-- Start MATERIAL SHOWN --

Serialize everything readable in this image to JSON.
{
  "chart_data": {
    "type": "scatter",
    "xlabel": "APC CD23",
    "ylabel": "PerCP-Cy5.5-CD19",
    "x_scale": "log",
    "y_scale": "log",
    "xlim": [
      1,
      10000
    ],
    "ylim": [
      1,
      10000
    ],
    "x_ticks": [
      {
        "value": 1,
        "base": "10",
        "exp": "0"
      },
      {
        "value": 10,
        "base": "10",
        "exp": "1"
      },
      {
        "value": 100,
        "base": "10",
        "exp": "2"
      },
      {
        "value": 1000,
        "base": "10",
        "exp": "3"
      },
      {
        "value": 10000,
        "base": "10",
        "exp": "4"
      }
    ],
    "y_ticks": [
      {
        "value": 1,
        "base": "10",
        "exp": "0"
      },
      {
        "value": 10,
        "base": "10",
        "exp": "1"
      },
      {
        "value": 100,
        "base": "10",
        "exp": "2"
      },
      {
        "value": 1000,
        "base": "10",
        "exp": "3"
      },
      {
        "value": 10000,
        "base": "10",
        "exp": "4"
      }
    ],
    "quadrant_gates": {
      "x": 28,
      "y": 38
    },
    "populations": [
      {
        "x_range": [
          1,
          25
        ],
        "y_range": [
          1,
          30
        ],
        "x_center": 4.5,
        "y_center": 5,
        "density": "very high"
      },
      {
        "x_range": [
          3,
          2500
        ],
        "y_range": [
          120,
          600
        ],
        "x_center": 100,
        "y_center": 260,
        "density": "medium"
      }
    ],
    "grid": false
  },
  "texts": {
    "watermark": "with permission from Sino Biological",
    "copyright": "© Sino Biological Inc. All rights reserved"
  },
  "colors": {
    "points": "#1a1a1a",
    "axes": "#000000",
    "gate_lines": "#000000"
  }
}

-- End MATERIAL SHOWN --

**OBJECTIVE:** Transcribe all of the entries without altering anything.

**THE REPLY:**
Serialize everything readable in this image to JSON.
{
  "chart_data": {
    "type": "scatter",
    "xlabel": "APC CD23",
    "ylabel": "PerCP-Cy5.5-CD19",
    "x_scale": "log",
    "y_scale": "log",
    "xlim": [
      1,
      10000
    ],
    "ylim": [
      1,
      10000
    ],
    "x_ticks": [
      {
        "value": 1,
        "base": "10",
        "exp": "0"
      },
      {
        "value": 10,
        "base": "10",
        "exp": "1"
      },
      {
        "value": 100,
        "base": "10",
        "exp": "2"
      },
      {
        "value": 1000,
        "base": "10",
        "exp": "3"
      },
      {
        "value": 10000,
        "base": "10",
        "exp": "4"
      }
    ],
    "y_ticks": [
      {
        "value": 1,
        "base": "10",
        "exp": "0"
      },
      {
        "value": 10,
        "base": "10",
        "exp": "1"
      },
      {
        "value": 100,
        "base": "10",
        "exp": "2"
      },
      {
        "value": 1000,
        "base": "10",
        "exp": "3"
      },
      {
        "value": 10000,
        "base": "10",
        "exp": "4"
      }
    ],
    "quadrant_gates": {
      "x": 28,
      "y": 38
    },
    "populations": [
      {
        "x_range": [
          1,
          25
        ],
        "y_range": [
          1,
          30
        ],
        "x_center": 4.5,
        "y_center": 5,
        "density": "very high"
      },
      {
        "x_range": [
          3,
          2500
        ],
        "y_range": [
          120,
          600
        ],
        "x_center": 100,
        "y_center": 260,
        "density": "medium"
      }
    ],
    "grid": false
  },
  "texts": {
    "watermark": "with permission from Sino Biological",
    "copyright": "© Sino Biological Inc. All rights reserved"
  },
  "colors": {
    "points": "#1a1a1a",
    "axes": "#000000",
    "gate_lines": "#000000"
  }
}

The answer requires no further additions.